Return each entry exactly, with none missing.

Record extracts.
========================================================================

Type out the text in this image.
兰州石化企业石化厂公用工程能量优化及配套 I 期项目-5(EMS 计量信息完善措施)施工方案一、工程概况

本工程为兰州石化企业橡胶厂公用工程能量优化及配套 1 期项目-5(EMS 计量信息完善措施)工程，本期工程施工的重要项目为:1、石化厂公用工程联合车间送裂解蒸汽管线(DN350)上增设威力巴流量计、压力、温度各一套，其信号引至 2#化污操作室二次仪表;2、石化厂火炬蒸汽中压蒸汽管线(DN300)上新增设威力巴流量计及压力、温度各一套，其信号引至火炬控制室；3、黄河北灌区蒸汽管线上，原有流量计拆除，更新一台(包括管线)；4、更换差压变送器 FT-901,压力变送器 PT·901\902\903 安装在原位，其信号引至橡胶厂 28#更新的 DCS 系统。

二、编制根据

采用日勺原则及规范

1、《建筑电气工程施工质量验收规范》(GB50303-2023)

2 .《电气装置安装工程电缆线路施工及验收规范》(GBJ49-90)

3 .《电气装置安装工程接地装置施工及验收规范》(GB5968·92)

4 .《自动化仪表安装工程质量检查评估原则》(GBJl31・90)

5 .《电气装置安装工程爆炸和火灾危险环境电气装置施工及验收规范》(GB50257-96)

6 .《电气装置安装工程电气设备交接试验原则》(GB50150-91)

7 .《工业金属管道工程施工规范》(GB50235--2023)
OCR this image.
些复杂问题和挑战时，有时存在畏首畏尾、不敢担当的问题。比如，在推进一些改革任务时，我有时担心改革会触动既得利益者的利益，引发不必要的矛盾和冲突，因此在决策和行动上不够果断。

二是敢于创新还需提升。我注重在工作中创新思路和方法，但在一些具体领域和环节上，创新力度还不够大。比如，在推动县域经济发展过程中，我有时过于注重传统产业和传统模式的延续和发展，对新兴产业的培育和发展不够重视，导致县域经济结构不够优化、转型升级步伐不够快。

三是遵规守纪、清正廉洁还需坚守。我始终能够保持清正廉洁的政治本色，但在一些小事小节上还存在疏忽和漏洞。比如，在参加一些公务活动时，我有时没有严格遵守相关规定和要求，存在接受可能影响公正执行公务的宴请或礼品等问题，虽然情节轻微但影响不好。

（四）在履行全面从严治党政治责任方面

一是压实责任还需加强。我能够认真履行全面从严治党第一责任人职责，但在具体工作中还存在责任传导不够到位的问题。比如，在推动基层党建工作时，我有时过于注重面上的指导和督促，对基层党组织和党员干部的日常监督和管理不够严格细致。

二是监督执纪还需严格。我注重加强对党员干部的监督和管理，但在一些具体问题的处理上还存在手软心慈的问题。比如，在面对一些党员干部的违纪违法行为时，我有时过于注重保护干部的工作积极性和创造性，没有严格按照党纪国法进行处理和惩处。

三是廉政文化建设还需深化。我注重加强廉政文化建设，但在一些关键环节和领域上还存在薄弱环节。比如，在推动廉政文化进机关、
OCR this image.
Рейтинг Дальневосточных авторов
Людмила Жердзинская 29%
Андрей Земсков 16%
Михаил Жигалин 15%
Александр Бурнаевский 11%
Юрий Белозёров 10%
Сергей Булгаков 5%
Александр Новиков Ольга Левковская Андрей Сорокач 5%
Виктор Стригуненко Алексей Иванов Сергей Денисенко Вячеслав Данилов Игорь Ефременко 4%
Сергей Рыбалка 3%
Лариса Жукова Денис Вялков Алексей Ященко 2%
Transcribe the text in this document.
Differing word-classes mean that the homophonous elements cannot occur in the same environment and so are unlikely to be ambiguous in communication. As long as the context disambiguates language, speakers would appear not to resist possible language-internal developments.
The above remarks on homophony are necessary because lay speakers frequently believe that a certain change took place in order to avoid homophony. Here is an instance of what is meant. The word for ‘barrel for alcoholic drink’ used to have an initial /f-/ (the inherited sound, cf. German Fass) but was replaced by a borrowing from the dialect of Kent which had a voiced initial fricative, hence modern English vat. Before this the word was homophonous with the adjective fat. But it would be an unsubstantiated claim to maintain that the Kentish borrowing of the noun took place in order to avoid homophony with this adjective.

========================================================================

Answer for the task.
Type out the text in this image.
兰州石化企业石化厂公用工程能量优化及配套 I 期项目-5(EMS 计量信息完善措施)施工方案一、工程概况

本工程为兰州石化企业橡胶厂公用工程能量优化及配套 1 期项目-5(EMS 计量信息完善措施)工程，本期工程施工的重要项目为:1、石化厂公用工程联合车间送裂解蒸汽管线(DN350)上增设威力巴流量计、压力、温度各一套，其信号引至 2#化污操作室二次仪表;2、石化厂火炬蒸汽中压蒸汽管线(DN300)上新增设威力巴流量计及压力、温度各一套，其信号引至火炬控制室；3、黄河北灌区蒸汽管线上，原有流量计拆除，更新一台(包括管线)；4、更换差压变送器 FT-901,压力变送器 PT·901\902\903 安装在原位，其信号引至橡胶厂 28#更新的 DCS 系统。

二、编制根据

采用日勺原则及规范

1、《建筑电气工程施工质量验收规范》(GB50303-2023)

2 .《电气装置安装工程电缆线路施工及验收规范》(GBJ49-90)

3 .《电气装置安装工程接地装置施工及验收规范》(GB5968·92)

4 .《自动化仪表安装工程质量检查评估原则》(GBJl31・90)

5 .《电气装置安装工程爆炸和火灾危险环境电气装置施工及验收规范》(GB50257-96)

6 .《电气装置安装工程电气设备交接试验原则》(GB50150-91)

7 .《工业金属管道工程施工规范》(GB50235--2023)
OCR this image.
些复杂问题和挑战时，有时存在畏首畏尾、不敢担当的问题。比如，在推进一些改革任务时，我有时担心改革会触动既得利益者的利益，引发不必要的矛盾和冲突，因此在决策和行动上不够果断。

二是敢于创新还需提升。我注重在工作中创新思路和方法，但在一些具体领域和环节上，创新力度还不够大。比如，在推动县域经济发展过程中，我有时过于注重传统产业和传统模式的延续和发展，对新兴产业的培育和发展不够重视，导致县域经济结构不够优化、转型升级步伐不够快。

三是遵规守纪、清正廉洁还需坚守。我始终能够保持清正廉洁的政治本色，但在一些小事小节上还存在疏忽和漏洞。比如，在参加一些公务活动时，我有时没有严格遵守相关规定和要求，存在接受可能影响公正执行公务的宴请或礼品等问题，虽然情节轻微但影响不好。

（四）在履行全面从严治党政治责任方面

一是压实责任还需加强。我能够认真履行全面从严治党第一责任人职责，但在具体工作中还存在责任传导不够到位的问题。比如，在推动基层党建工作时，我有时过于注重面上的指导和督促，对基层党组织和党员干部的日常监督和管理不够严格细致。

二是监督执纪还需严格。我注重加强对党员干部的监督和管理，但在一些具体问题的处理上还存在手软心慈的问题。比如，在面对一些党员干部的违纪违法行为时，我有时过于注重保护干部的工作积极性和创造性，没有严格按照党纪国法进行处理和惩处。

三是廉政文化建设还需深化。我注重加强廉政文化建设，但在一些关键环节和领域上还存在薄弱环节。比如，在推动廉政文化进机关、
OCR this image.
Рейтинг Дальневосточных авторов
Людмила Жердзинская 29%
Андрей Земсков 16%
Михаил Жигалин 15%
Александр Бурнаевский 11%
Юрий Белозёров 10%
Сергей Булгаков 5%
Александр Новиков Ольга Левковская Андрей Сорокач 5%
Виктор Стригуненко Алексей Иванов Сергей Денисенко Вячеслав Данилов Игорь Ефременко 4%
Сергей Рыбалка 3%
Лариса Жукова Денис Вялков Алексей Ященко 2%
Transcribe the text in this document.
Differing word-classes mean that the homophonous elements cannot occur in the same environment and so are unlikely to be ambiguous in communication. As long as the context disambiguates language, speakers would appear not to resist possible language-internal developments.
The above remarks on homophony are necessary because lay speakers frequently believe that a certain change took place in order to avoid homophony. Here is an instance of what is meant. The word for ‘barrel for alcoholic drink’ used to have an initial /f-/ (the inherited sound, cf. German Fass) but was replaced by a borrowing from the dialect of Kent which had a voiced initial fricative, hence modern English vat. Before this the word was homophonous with the adjective fat. But it would be an unsubstantiated claim to maintain that the Kentish borrowing of the noun took place in order to avoid homophony with this adjective.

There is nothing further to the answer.